Given task: Gather, from the data below, each line in which the word "name" occurs.

Some records:
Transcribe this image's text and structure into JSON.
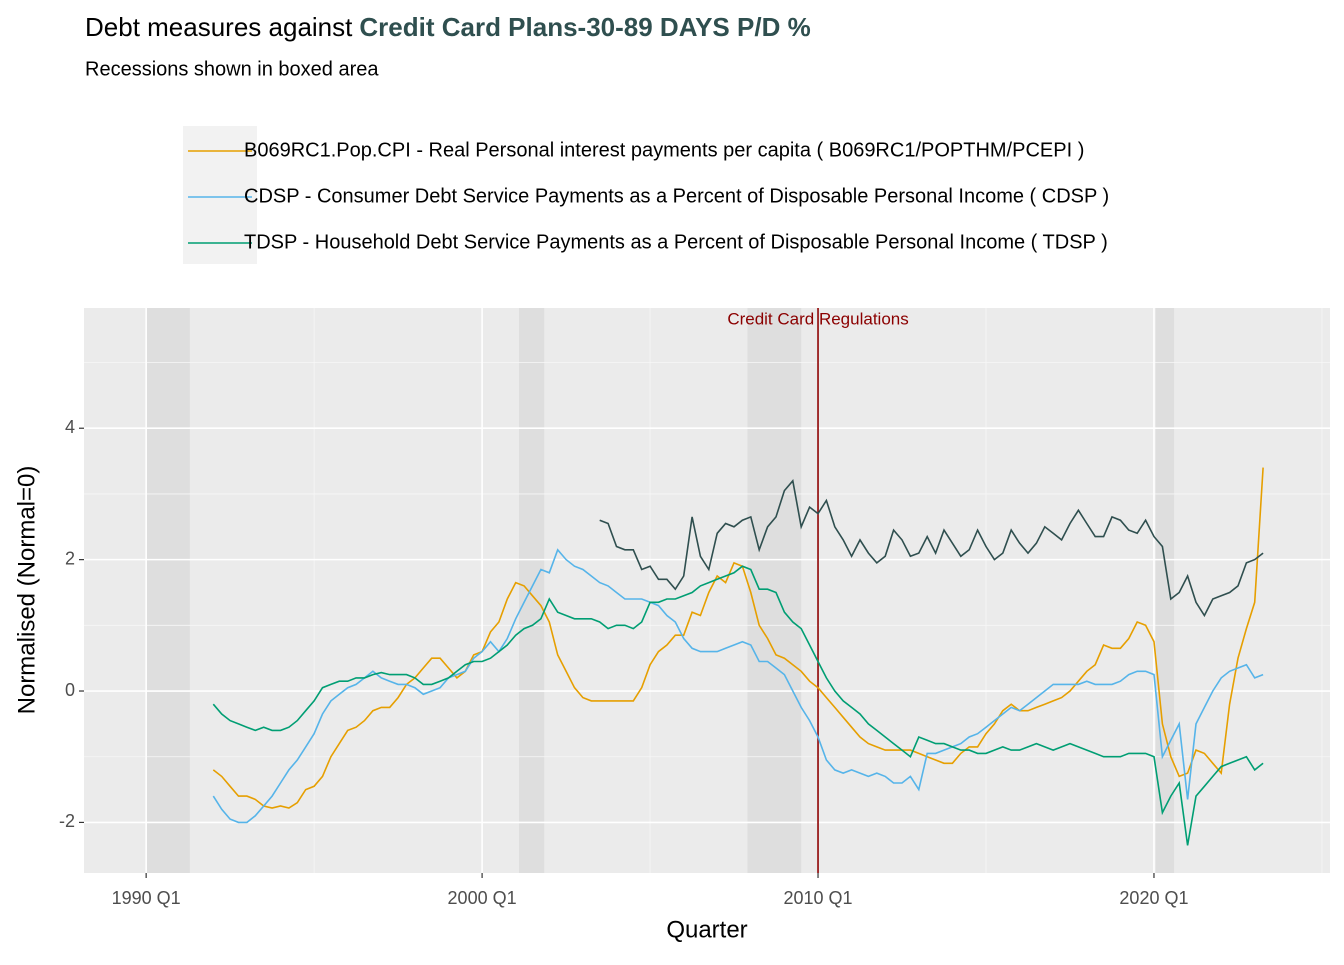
{
  "chart_data": {
    "type": "line",
    "title": "Debt measures against",
    "title_highlight": "Credit Card Plans-30-89 DAYS P/D %",
    "title_highlight_color": "#2F4F4F",
    "subtitle": "Recessions shown in boxed area",
    "xlabel": "Quarter",
    "ylabel": "Normalised (Normal=0)",
    "xlim": [
      1988.15,
      2025.24
    ],
    "ylim": [
      -2.77,
      5.83
    ],
    "xticks": [
      {
        "value": 1990,
        "label": "1990 Q1"
      },
      {
        "value": 2000,
        "label": "2000 Q1"
      },
      {
        "value": 2010,
        "label": "2010 Q1"
      },
      {
        "value": 2020,
        "label": "2020 Q1"
      }
    ],
    "yticks": [
      -2,
      0,
      2,
      4
    ],
    "x_minor": [
      1995,
      2005,
      2015,
      2025
    ],
    "y_minor": [
      -1,
      1,
      3,
      5
    ],
    "grid": true,
    "recessions": [
      [
        1990.0,
        1991.3
      ],
      [
        2001.1,
        2001.85
      ],
      [
        2007.9,
        2009.5
      ],
      [
        2020.05,
        2020.6
      ]
    ],
    "vline": 2010,
    "vline_label": "Credit Card Regulations",
    "vline_color": "#8B0000",
    "x": [
      1992,
      1992.25,
      1992.5,
      1992.75,
      1993,
      1993.25,
      1993.5,
      1993.75,
      1994,
      1994.25,
      1994.5,
      1994.75,
      1995,
      1995.25,
      1995.5,
      1995.75,
      1996,
      1996.25,
      1996.5,
      1996.75,
      1997,
      1997.25,
      1997.5,
      1997.75,
      1998,
      1998.25,
      1998.5,
      1998.75,
      1999,
      1999.25,
      1999.5,
      1999.75,
      2000,
      2000.25,
      2000.5,
      2000.75,
      2001,
      2001.25,
      2001.5,
      2001.75,
      2002,
      2002.25,
      2002.5,
      2002.75,
      2003,
      2003.25,
      2003.5,
      2003.75,
      2004,
      2004.25,
      2004.5,
      2004.75,
      2005,
      2005.25,
      2005.5,
      2005.75,
      2006,
      2006.25,
      2006.5,
      2006.75,
      2007,
      2007.25,
      2007.5,
      2007.75,
      2008,
      2008.25,
      2008.5,
      2008.75,
      2009,
      2009.25,
      2009.5,
      2009.75,
      2010,
      2010.25,
      2010.5,
      2010.75,
      2011,
      2011.25,
      2011.5,
      2011.75,
      2012,
      2012.25,
      2012.5,
      2012.75,
      2013,
      2013.25,
      2013.5,
      2013.75,
      2014,
      2014.25,
      2014.5,
      2014.75,
      2015,
      2015.25,
      2015.5,
      2015.75,
      2016,
      2016.25,
      2016.5,
      2016.75,
      2017,
      2017.25,
      2017.5,
      2017.75,
      2018,
      2018.25,
      2018.5,
      2018.75,
      2019,
      2019.25,
      2019.5,
      2019.75,
      2020,
      2020.25,
      2020.5,
      2020.75,
      2021,
      2021.25,
      2021.5,
      2021.75,
      2022,
      2022.25,
      2022.5,
      2022.75,
      2023,
      2023.25
    ],
    "series": [
      {
        "name": "B069RC1.Pop.CPI - Real Personal interest payments per capita ( B069RC1/POPTHM/PCEPI )",
        "color": "#E69F00",
        "values": [
          -1.2,
          -1.3,
          -1.45,
          -1.6,
          -1.6,
          -1.65,
          -1.75,
          -1.78,
          -1.75,
          -1.78,
          -1.7,
          -1.5,
          -1.45,
          -1.3,
          -1.0,
          -0.8,
          -0.6,
          -0.55,
          -0.45,
          -0.3,
          -0.25,
          -0.25,
          -0.1,
          0.1,
          0.2,
          0.35,
          0.5,
          0.5,
          0.35,
          0.2,
          0.3,
          0.55,
          0.6,
          0.9,
          1.05,
          1.4,
          1.65,
          1.6,
          1.45,
          1.3,
          1.05,
          0.55,
          0.3,
          0.05,
          -0.1,
          -0.15,
          -0.15,
          -0.15,
          -0.15,
          -0.15,
          -0.15,
          0.05,
          0.4,
          0.6,
          0.7,
          0.85,
          0.85,
          1.2,
          1.15,
          1.5,
          1.75,
          1.65,
          1.95,
          1.9,
          1.5,
          1.0,
          0.8,
          0.55,
          0.5,
          0.4,
          0.3,
          0.15,
          0.05,
          -0.1,
          -0.25,
          -0.4,
          -0.55,
          -0.7,
          -0.8,
          -0.85,
          -0.9,
          -0.9,
          -0.9,
          -0.9,
          -0.95,
          -1.0,
          -1.05,
          -1.1,
          -1.1,
          -0.95,
          -0.85,
          -0.85,
          -0.65,
          -0.5,
          -0.3,
          -0.2,
          -0.3,
          -0.3,
          -0.25,
          -0.2,
          -0.15,
          -0.1,
          0.0,
          0.15,
          0.3,
          0.4,
          0.7,
          0.65,
          0.65,
          0.8,
          1.05,
          1.0,
          0.75,
          -0.5,
          -1.0,
          -1.3,
          -1.25,
          -0.9,
          -0.95,
          -1.1,
          -1.25,
          -0.2,
          0.5,
          0.95,
          1.35,
          3.4
        ]
      },
      {
        "name": "CDSP - Consumer Debt Service Payments as a Percent of Disposable Personal Income ( CDSP )",
        "color": "#56B4E9",
        "values": [
          -1.6,
          -1.8,
          -1.95,
          -2.0,
          -2.0,
          -1.9,
          -1.75,
          -1.6,
          -1.4,
          -1.2,
          -1.05,
          -0.85,
          -0.65,
          -0.35,
          -0.15,
          -0.05,
          0.05,
          0.1,
          0.2,
          0.3,
          0.2,
          0.15,
          0.1,
          0.1,
          0.05,
          -0.05,
          0.0,
          0.05,
          0.2,
          0.25,
          0.3,
          0.5,
          0.6,
          0.75,
          0.6,
          0.8,
          1.1,
          1.35,
          1.6,
          1.85,
          1.8,
          2.15,
          2.0,
          1.9,
          1.85,
          1.75,
          1.65,
          1.6,
          1.5,
          1.4,
          1.4,
          1.4,
          1.35,
          1.3,
          1.15,
          1.05,
          0.8,
          0.65,
          0.6,
          0.6,
          0.6,
          0.65,
          0.7,
          0.75,
          0.7,
          0.45,
          0.45,
          0.35,
          0.25,
          0.0,
          -0.25,
          -0.45,
          -0.7,
          -1.05,
          -1.2,
          -1.25,
          -1.2,
          -1.25,
          -1.3,
          -1.25,
          -1.3,
          -1.4,
          -1.4,
          -1.3,
          -1.5,
          -0.95,
          -0.95,
          -0.9,
          -0.85,
          -0.8,
          -0.7,
          -0.65,
          -0.55,
          -0.45,
          -0.35,
          -0.25,
          -0.3,
          -0.2,
          -0.1,
          0.0,
          0.1,
          0.1,
          0.1,
          0.1,
          0.15,
          0.1,
          0.1,
          0.1,
          0.15,
          0.25,
          0.3,
          0.3,
          0.25,
          -1.0,
          -0.75,
          -0.5,
          -1.65,
          -0.5,
          -0.25,
          0.0,
          0.2,
          0.3,
          0.35,
          0.4,
          0.2,
          0.25
        ]
      },
      {
        "name": "TDSP - Household Debt Service Payments as a Percent of Disposable Personal Income ( TDSP )",
        "color": "#009E73",
        "values": [
          -0.2,
          -0.35,
          -0.45,
          -0.5,
          -0.55,
          -0.6,
          -0.55,
          -0.6,
          -0.6,
          -0.55,
          -0.45,
          -0.3,
          -0.15,
          0.05,
          0.1,
          0.15,
          0.15,
          0.2,
          0.2,
          0.25,
          0.28,
          0.25,
          0.25,
          0.25,
          0.2,
          0.1,
          0.1,
          0.15,
          0.2,
          0.3,
          0.4,
          0.45,
          0.45,
          0.5,
          0.6,
          0.7,
          0.85,
          0.95,
          1.0,
          1.1,
          1.4,
          1.2,
          1.15,
          1.1,
          1.1,
          1.1,
          1.05,
          0.95,
          1.0,
          1.0,
          0.95,
          1.05,
          1.35,
          1.35,
          1.4,
          1.4,
          1.45,
          1.5,
          1.6,
          1.65,
          1.7,
          1.75,
          1.8,
          1.9,
          1.85,
          1.55,
          1.55,
          1.5,
          1.2,
          1.05,
          0.95,
          0.7,
          0.45,
          0.2,
          0.0,
          -0.15,
          -0.25,
          -0.35,
          -0.5,
          -0.6,
          -0.7,
          -0.8,
          -0.9,
          -1.0,
          -0.7,
          -0.75,
          -0.8,
          -0.8,
          -0.85,
          -0.9,
          -0.9,
          -0.95,
          -0.95,
          -0.9,
          -0.85,
          -0.9,
          -0.9,
          -0.85,
          -0.8,
          -0.85,
          -0.9,
          -0.85,
          -0.8,
          -0.85,
          -0.9,
          -0.95,
          -1.0,
          -1.0,
          -1.0,
          -0.95,
          -0.95,
          -0.95,
          -1.0,
          -1.85,
          -1.6,
          -1.4,
          -2.35,
          -1.6,
          -1.45,
          -1.3,
          -1.15,
          -1.1,
          -1.05,
          -1.0,
          -1.2,
          -1.1
        ]
      },
      {
        "color": "#2F4F4F",
        "values": [
          null,
          null,
          null,
          null,
          null,
          null,
          null,
          null,
          null,
          null,
          null,
          null,
          null,
          null,
          null,
          null,
          null,
          null,
          null,
          null,
          null,
          null,
          null,
          null,
          null,
          null,
          null,
          null,
          null,
          null,
          null,
          null,
          null,
          null,
          null,
          null,
          null,
          null,
          null,
          null,
          null,
          null,
          null,
          null,
          null,
          null,
          2.6,
          2.55,
          2.2,
          2.15,
          2.15,
          1.85,
          1.9,
          1.7,
          1.7,
          1.55,
          1.75,
          2.65,
          2.05,
          1.85,
          2.4,
          2.55,
          2.5,
          2.6,
          2.65,
          2.15,
          2.5,
          2.65,
          3.05,
          3.2,
          2.5,
          2.8,
          2.7,
          2.9,
          2.5,
          2.3,
          2.05,
          2.3,
          2.1,
          1.95,
          2.05,
          2.45,
          2.3,
          2.05,
          2.1,
          2.35,
          2.1,
          2.45,
          2.25,
          2.05,
          2.15,
          2.45,
          2.2,
          2.0,
          2.1,
          2.45,
          2.25,
          2.1,
          2.25,
          2.5,
          2.4,
          2.3,
          2.55,
          2.75,
          2.55,
          2.35,
          2.35,
          2.65,
          2.6,
          2.45,
          2.4,
          2.6,
          2.35,
          2.2,
          1.4,
          1.5,
          1.75,
          1.35,
          1.15,
          1.4,
          1.45,
          1.5,
          1.6,
          1.95,
          2.0,
          2.1
        ]
      }
    ]
  }
}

Solution for this exercise:
        "name": "B069RC1.Pop.CPI - Real Personal interest payments per capita ( B069RC1/POPTHM/PCEPI )",
        "name": "CDSP - Consumer Debt Service Payments as a Percent of Disposable Personal Income ( CDSP )",
        "name": "TDSP - Household Debt Service Payments as a Percent of Disposable Personal Income ( TDSP )",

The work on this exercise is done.